(Figure data in JSON)
-- -- --

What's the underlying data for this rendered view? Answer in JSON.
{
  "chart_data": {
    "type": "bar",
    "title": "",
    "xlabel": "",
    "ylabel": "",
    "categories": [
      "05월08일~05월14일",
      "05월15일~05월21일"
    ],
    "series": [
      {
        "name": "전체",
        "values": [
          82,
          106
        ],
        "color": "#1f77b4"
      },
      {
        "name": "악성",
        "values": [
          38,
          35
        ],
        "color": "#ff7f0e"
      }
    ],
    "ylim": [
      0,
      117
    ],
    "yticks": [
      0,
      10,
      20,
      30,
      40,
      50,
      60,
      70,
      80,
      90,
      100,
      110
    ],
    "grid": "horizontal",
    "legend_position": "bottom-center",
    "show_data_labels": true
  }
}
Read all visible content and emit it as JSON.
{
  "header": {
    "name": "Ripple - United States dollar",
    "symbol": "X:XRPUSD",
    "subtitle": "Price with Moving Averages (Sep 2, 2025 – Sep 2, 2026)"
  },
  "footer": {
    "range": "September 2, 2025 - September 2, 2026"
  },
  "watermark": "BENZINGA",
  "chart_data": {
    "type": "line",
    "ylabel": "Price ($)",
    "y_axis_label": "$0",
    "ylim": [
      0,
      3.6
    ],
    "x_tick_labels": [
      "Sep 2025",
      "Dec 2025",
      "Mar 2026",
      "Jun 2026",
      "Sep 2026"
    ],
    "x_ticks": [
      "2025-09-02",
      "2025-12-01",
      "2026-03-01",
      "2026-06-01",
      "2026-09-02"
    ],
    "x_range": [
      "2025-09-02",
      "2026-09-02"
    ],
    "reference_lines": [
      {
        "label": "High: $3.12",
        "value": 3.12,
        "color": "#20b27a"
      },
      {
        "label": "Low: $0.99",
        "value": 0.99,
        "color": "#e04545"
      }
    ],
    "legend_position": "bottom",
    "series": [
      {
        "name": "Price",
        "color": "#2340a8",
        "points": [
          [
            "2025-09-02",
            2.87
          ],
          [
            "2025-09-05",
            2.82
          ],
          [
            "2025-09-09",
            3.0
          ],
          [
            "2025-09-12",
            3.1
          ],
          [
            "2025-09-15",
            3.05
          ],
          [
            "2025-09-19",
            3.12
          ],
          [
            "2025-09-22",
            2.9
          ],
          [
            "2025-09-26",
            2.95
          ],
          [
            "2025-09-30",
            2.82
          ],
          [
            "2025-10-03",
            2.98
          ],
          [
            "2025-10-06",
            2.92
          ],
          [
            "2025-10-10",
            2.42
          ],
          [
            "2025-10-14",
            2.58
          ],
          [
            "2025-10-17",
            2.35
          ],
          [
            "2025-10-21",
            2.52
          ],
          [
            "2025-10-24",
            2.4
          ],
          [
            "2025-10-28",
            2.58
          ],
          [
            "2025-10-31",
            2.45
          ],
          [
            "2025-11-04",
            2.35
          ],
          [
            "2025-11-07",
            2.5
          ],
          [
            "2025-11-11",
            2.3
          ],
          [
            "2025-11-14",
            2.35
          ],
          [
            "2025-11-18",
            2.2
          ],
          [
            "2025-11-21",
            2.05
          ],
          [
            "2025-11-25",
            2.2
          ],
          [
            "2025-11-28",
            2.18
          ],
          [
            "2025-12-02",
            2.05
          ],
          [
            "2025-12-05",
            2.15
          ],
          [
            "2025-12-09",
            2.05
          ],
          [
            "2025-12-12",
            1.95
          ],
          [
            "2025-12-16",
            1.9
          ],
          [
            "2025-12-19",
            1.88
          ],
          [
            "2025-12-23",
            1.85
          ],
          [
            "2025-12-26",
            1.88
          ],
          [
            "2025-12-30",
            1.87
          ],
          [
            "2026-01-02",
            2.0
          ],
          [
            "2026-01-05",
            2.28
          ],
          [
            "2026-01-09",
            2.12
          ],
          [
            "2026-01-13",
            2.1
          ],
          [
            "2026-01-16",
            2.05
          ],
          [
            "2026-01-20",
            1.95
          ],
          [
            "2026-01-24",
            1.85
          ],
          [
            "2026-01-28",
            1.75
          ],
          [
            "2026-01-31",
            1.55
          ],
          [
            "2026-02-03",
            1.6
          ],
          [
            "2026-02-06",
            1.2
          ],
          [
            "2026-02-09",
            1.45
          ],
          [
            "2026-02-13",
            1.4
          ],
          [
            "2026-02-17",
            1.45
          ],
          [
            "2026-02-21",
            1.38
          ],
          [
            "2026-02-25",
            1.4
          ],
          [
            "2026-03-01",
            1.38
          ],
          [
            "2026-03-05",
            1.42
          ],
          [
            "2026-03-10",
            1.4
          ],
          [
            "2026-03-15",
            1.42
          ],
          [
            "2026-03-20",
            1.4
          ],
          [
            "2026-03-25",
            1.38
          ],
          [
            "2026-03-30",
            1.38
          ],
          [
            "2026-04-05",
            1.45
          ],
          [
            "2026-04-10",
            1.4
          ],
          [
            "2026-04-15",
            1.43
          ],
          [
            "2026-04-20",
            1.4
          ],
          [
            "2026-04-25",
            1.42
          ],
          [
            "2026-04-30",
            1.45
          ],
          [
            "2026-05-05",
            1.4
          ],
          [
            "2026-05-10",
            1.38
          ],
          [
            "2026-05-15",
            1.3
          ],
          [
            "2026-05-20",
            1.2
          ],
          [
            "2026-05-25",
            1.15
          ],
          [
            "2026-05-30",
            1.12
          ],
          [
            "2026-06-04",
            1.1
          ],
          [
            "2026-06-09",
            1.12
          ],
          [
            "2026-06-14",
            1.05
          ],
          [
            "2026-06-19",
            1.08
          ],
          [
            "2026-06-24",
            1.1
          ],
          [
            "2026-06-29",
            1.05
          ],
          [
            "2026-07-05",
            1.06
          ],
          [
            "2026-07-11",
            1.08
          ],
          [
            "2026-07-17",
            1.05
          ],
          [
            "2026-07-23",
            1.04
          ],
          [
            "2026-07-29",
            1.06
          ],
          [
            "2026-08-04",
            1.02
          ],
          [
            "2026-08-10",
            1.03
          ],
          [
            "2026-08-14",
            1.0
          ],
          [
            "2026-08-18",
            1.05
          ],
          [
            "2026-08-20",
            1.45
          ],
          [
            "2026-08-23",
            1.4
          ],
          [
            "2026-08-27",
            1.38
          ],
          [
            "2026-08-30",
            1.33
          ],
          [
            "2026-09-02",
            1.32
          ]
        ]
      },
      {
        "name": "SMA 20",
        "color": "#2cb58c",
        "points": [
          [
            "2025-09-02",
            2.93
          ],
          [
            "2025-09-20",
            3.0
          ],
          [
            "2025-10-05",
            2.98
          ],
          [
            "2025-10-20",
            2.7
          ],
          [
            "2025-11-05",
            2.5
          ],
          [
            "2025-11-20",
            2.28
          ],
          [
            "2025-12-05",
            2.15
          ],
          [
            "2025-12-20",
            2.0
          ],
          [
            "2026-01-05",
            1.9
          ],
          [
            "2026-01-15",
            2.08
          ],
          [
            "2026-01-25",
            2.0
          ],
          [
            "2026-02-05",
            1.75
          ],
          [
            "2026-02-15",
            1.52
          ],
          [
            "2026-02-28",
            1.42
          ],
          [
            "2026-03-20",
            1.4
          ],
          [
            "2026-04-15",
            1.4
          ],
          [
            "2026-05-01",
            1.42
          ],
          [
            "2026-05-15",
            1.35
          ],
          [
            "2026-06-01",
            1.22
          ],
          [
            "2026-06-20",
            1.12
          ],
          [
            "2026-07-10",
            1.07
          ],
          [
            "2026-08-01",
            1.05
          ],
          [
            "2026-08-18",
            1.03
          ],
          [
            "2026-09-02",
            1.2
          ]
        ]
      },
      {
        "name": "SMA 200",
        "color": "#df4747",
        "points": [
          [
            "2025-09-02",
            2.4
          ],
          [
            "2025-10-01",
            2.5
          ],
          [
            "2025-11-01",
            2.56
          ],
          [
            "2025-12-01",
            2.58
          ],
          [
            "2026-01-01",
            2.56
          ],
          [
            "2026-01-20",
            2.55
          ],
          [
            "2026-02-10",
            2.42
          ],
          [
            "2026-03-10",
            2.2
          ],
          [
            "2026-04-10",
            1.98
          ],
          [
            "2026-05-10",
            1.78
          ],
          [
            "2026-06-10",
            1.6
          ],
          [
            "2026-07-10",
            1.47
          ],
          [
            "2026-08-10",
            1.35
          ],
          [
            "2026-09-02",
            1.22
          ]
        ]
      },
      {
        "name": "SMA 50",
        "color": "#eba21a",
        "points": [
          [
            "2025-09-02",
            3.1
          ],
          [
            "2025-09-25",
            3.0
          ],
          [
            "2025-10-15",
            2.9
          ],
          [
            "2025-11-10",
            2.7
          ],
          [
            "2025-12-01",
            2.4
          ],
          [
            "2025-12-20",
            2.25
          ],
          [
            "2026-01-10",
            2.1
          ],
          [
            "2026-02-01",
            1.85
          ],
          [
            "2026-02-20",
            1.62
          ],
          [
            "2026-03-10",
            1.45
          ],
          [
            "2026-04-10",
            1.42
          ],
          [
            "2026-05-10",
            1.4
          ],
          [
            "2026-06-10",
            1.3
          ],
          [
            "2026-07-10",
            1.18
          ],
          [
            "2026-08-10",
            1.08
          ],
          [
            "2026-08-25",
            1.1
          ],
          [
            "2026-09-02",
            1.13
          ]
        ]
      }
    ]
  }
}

-- -- --

== What you will do ==
Search the entries for "color" and copy out each line that has it.

== Result of the task ==
        "color": "#1f77b4"
        "color": "#ff7f0e"
        "color": "#20b27a"
        "color": "#e04545"
        "color": "#2340a8",
        "color": "#2cb58c",
        "color": "#df4747",
        "color": "#eba21a",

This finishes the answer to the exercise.